◆ TASK PROMPT: Find and copy each line of the records where the string "species" shows up.

☆ ☆ ☆ ☆ ☆ ☆ ☆

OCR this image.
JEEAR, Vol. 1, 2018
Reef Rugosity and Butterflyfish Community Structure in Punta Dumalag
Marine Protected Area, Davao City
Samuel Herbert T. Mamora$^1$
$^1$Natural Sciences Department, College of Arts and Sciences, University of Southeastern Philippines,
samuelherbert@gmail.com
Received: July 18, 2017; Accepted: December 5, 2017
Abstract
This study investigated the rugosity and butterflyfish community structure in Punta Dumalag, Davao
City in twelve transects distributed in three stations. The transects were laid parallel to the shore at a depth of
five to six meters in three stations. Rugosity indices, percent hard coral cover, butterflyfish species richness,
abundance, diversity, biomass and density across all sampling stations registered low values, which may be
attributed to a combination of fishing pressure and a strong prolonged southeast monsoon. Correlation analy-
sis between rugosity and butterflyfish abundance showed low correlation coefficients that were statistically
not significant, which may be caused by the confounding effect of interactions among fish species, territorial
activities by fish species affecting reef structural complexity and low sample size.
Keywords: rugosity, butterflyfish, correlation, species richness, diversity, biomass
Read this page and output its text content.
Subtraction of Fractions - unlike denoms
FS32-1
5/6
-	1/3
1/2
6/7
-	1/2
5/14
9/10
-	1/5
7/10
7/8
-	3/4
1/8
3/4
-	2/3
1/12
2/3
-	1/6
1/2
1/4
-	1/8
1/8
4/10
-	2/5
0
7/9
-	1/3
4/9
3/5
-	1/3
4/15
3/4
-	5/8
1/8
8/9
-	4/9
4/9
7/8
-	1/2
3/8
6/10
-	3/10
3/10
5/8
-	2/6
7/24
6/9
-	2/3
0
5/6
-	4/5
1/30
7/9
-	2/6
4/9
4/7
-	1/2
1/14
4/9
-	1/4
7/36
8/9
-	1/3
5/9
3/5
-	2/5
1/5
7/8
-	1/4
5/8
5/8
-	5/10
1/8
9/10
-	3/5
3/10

☆ ☆ ☆ ☆ ☆ ☆ ☆

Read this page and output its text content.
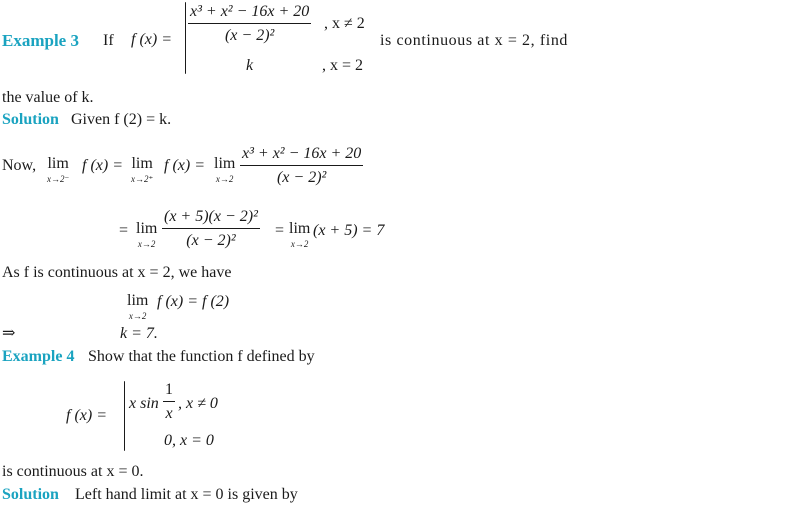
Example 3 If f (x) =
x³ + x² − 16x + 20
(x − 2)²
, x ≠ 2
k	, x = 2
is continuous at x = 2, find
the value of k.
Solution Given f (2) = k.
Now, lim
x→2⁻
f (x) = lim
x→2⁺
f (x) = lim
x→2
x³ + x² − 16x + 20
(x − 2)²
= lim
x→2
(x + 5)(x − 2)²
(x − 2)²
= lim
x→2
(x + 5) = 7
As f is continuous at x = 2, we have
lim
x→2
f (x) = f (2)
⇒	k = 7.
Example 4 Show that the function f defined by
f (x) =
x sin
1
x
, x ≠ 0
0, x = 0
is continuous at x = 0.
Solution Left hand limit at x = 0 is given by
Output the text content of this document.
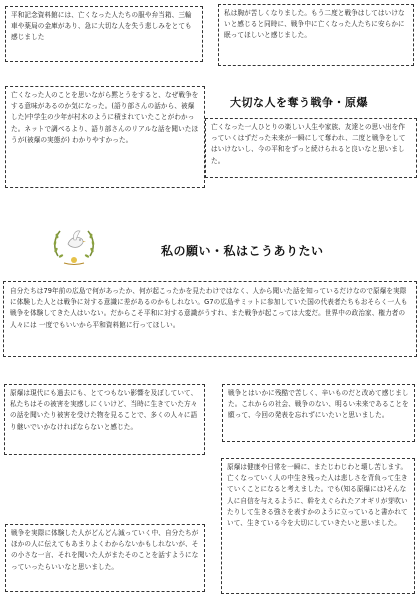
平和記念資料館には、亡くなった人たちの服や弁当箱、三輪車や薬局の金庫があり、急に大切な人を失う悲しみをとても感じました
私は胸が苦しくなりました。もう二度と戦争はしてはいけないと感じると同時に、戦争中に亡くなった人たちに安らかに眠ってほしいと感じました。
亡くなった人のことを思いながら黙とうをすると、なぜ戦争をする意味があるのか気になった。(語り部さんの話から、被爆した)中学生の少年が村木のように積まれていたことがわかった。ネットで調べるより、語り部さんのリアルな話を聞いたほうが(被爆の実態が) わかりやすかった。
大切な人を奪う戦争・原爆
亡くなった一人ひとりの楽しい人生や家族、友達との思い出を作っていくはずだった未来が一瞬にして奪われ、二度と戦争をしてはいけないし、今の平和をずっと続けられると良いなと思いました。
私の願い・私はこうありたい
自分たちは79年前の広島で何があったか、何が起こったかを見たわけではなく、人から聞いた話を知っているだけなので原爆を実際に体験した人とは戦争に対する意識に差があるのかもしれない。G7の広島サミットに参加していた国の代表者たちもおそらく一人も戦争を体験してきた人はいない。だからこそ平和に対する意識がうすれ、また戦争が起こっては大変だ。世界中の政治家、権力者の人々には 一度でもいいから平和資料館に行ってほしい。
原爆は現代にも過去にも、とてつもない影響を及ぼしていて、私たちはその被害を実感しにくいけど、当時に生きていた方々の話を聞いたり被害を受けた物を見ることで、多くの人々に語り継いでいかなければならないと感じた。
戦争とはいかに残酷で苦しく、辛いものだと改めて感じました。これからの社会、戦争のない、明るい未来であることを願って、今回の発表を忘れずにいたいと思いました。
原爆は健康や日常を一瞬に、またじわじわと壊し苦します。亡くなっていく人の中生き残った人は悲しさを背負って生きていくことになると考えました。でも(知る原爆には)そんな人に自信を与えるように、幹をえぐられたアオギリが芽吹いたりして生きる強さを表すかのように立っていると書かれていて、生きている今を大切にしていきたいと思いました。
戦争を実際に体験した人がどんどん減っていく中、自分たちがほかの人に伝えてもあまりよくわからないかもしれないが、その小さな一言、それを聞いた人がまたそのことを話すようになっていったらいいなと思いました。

☆ ☆ ☆ ☆ ☆ ☆ ☆

◆ RESULT OF THIS TASK:
five to six meters in three stations. Rugosity indices, percent hard coral cover, butterflyfish species richness,
not significant, which may be caused by the confounding effect of interactions among fish species, territorial
activities by fish species affecting reef structural complexity and low sample size.
Keywords: rugosity, butterflyfish, correlation, species richness, diversity, biomass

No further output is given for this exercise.